§ **MATERIALS PROVIDED**

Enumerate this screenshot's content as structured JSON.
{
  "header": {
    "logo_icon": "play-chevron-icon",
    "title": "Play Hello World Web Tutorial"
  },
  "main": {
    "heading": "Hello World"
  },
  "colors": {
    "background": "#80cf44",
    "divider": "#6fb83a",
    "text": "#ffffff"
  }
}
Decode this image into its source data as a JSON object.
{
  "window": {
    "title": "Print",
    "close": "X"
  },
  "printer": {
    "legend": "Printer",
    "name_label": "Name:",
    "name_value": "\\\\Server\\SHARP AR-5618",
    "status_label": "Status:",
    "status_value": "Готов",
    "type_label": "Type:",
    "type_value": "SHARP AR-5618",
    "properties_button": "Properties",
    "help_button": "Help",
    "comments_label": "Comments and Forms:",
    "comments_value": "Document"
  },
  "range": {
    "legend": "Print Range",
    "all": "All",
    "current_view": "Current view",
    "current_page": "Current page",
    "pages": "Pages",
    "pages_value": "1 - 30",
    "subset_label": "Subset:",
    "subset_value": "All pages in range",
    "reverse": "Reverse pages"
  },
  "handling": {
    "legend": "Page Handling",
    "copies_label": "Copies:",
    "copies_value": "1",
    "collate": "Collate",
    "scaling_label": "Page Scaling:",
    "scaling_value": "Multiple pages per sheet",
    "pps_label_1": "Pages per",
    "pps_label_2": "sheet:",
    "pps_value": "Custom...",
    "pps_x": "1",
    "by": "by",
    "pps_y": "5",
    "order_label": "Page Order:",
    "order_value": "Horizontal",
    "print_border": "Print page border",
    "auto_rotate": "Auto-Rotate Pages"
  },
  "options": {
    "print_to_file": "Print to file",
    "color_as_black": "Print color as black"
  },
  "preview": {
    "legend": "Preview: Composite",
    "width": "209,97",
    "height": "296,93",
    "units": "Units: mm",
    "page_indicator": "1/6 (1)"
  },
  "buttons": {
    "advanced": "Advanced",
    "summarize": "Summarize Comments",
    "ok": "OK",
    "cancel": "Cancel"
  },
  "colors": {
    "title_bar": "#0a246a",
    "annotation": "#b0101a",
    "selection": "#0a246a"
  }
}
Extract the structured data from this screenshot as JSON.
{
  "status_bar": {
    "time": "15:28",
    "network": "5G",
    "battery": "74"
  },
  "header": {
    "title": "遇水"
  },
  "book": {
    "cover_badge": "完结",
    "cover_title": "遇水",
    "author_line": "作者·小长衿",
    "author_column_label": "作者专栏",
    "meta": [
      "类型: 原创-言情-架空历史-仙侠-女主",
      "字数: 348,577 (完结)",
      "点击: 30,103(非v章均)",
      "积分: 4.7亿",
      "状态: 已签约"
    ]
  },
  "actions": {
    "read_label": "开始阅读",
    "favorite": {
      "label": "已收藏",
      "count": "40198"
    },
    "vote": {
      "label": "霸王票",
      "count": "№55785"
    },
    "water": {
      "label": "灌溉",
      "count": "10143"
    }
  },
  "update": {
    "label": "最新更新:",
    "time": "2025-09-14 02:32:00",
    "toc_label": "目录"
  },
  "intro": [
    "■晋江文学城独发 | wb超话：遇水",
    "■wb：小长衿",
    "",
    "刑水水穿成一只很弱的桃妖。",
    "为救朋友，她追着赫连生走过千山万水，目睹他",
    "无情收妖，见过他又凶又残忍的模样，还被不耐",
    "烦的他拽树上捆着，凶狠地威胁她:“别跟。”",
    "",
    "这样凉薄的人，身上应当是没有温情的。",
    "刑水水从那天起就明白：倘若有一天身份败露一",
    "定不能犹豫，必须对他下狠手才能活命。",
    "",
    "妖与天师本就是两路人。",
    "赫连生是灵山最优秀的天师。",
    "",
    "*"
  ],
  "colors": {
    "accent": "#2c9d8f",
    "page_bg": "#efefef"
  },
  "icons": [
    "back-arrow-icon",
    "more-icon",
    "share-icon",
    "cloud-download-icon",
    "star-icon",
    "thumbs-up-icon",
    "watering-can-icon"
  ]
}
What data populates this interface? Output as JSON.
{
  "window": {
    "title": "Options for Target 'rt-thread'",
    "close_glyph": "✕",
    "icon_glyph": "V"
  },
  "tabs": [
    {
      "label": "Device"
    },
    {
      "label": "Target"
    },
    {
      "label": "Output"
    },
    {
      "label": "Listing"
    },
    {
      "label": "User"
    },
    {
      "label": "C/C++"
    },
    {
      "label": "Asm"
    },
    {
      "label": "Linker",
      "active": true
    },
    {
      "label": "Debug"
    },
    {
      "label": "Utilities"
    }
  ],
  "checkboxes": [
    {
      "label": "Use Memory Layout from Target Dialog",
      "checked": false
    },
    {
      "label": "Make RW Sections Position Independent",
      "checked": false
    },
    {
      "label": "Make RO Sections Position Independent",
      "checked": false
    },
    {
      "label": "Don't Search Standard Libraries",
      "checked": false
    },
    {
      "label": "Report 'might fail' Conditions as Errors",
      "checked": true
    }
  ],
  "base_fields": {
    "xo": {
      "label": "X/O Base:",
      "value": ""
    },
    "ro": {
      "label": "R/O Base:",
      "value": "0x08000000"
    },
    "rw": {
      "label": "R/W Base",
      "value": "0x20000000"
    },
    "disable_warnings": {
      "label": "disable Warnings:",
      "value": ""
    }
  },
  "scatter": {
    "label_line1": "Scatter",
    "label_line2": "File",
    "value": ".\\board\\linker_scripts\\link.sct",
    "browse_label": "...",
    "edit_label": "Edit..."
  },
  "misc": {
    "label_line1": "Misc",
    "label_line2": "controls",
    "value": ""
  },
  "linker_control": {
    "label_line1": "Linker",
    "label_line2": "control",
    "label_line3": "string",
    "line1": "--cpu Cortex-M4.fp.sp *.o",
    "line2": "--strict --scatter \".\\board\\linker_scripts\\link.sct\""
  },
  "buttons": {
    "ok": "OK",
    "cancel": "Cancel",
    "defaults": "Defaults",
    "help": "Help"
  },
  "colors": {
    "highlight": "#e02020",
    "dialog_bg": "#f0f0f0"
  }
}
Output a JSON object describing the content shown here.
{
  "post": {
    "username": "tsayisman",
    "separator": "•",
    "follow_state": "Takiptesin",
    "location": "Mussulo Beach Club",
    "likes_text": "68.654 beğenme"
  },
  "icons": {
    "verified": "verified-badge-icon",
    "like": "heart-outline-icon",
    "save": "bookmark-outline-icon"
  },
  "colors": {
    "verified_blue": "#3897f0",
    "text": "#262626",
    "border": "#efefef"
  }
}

§ **STATED TASK**
Read the data above. Pull out each line in which the string "Output" appears.

§ **WRITTEN SOLUTION**
What data populates this interface? Output as JSON.
      "label": "Output"
Output a JSON object describing the content shown here.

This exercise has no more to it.